*** 文書の一節 ***

2019年6月18日火曜日

忘れられない光景(令和元年6月18日)

 うるおいの庭を彩るきれいな花。そしてその花にはたくさんのチョウがやって来ます。さっき校長会から戻った時には、アゲハチョウを見つけました。

 もう24年も前の今日のことです。この日は日曜日。しかしわが家の子どもたちの顔は曇っていました。昨日から一泊だけ入院先から外泊の許可が出ていた子どもたちの母親がもう病院に戻らなければならない時間が迫ってきたからでした。昨日の夜は、久しぶりに笑顔と笑い声の絶えない食卓でした。朝もいろいろな話を母親にする子どもたち。でも、午後からは病院に戻らなければなりません。

 そんな時、ベランダの壁のところで蛹になっていたアゲハチョウが羽化しているのを子どもたちが見つけました。すでに翅(はね)は伸び、その姿の美しさはこれまで見たアゲハチョウの中でも一番でした。「お母さん、来て〜!」一番下の子がベランダへ母親を連れてきました。そして、そのタイミングでアゲハチョウは空高く舞っていきました。高く高く。親子5人が揃って、高く舞うアゲハチョウを見上げ、見送りました。その後、子どもたちの母親は病院へ、私が運転する車で戻りました。

 アゲハチョウを5人で見送ったのが、家族みんなで一緒にした最後のことになりました。アゲハチョウを見るたびに、子どもたちはこの日の出来事と母親のことを思い出します。

*** 利用できるデータ ***

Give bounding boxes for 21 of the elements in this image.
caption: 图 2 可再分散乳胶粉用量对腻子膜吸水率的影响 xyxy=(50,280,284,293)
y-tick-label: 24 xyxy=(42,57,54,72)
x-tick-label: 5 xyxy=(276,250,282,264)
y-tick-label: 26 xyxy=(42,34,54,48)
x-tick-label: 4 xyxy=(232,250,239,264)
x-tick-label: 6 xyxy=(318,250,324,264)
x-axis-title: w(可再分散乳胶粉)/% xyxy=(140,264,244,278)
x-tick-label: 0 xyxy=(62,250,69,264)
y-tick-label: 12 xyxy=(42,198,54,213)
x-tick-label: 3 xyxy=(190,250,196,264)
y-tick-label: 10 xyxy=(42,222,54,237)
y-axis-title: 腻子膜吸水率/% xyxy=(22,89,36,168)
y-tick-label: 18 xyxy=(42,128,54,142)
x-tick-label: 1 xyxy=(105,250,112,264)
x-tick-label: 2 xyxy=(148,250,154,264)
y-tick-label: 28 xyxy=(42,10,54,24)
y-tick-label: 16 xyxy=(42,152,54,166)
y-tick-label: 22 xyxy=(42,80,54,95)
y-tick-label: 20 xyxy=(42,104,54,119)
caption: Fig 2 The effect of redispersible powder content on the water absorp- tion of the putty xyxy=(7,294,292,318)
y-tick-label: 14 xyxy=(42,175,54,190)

***

▶ [実施する課題]:
上に示したアゲハチョウの思い出をつづった文章を、一字も変えずに全文抜き出せ。

▶ [課題の結果]:
2019年6月18日火曜日

忘れられない光景(令和元年6月18日)

 うるおいの庭を彩るきれいな花。そしてその花にはたくさんのチョウがやって来ます。さっき校長会から戻った時には、アゲハチョウを見つけました。

 もう24年も前の今日のことです。この日は日曜日。しかしわが家の子どもたちの顔は曇っていました。昨日から一泊だけ入院先から外泊の許可が出ていた子どもたちの母親がもう病院に戻らなければならない時間が迫ってきたからでした。昨日の夜は、久しぶりに笑顔と笑い声の絶えない食卓でした。朝もいろいろな話を母親にする子どもたち。でも、午後からは病院に戻らなければなりません。

 そんな時、ベランダの壁のところで蛹になっていたアゲハチョウが羽化しているのを子どもたちが見つけました。すでに翅(はね)は伸び、その姿の美しさはこれまで見たアゲハチョウの中でも一番でした。「お母さん、来て〜!」一番下の子がベランダへ母親を連れてきました。そして、そのタイミングでアゲハチョウは空高く舞っていきました。高く高く。親子5人が揃って、高く舞うアゲハチョウを見上げ、見送りました。その後、子どもたちの母親は病院へ、私が運転する車で戻りました。

 アゲハチョウを5人で見送ったのが、家族みんなで一緒にした最後のことになりました。アゲハチョウを見るたびに、子どもたちはこの日の出来事と母親のことを思い出します。